[Exercise]: Each record listed below is to be output exactly as written.

Data about app and page elements

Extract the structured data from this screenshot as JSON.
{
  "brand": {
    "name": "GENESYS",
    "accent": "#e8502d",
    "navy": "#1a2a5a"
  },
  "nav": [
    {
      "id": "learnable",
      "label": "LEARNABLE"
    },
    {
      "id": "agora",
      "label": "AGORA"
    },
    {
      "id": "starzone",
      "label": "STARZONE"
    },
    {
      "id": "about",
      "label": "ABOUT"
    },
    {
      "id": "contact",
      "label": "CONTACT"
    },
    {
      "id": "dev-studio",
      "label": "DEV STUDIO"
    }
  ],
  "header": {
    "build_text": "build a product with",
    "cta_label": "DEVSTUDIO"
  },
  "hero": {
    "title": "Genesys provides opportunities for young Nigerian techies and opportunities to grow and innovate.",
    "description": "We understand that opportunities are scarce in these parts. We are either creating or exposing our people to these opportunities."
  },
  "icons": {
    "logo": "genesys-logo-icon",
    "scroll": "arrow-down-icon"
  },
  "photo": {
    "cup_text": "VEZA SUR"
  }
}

[Problem solution]:
Extract the structured data from this screenshot as JSON.
{
  "brand": {
    "name": "GENESYS",
    "accent": "#e8502d",
    "navy": "#1a2a5a"
  },
  "nav": [
    {
      "id": "learnable",
      "label": "LEARNABLE"
    },
    {
      "id": "agora",
      "label": "AGORA"
    },
    {
      "id": "starzone",
      "label": "STARZONE"
    },
    {
      "id": "about",
      "label": "ABOUT"
    },
    {
      "id": "contact",
      "label": "CONTACT"
    },
    {
      "id": "dev-studio",
      "label": "DEV STUDIO"
    }
  ],
  "header": {
    "build_text": "build a product with",
    "cta_label": "DEVSTUDIO"
  },
  "hero": {
    "title": "Genesys provides opportunities for young Nigerian techies and opportunities to grow and innovate.",
    "description": "We understand that opportunities are scarce in these parts. We are either creating or exposing our people to these opportunities."
  },
  "icons": {
    "logo": "genesys-logo-icon",
    "scroll": "arrow-down-icon"
  },
  "photo": {
    "cup_text": "VEZA SUR"
  }
}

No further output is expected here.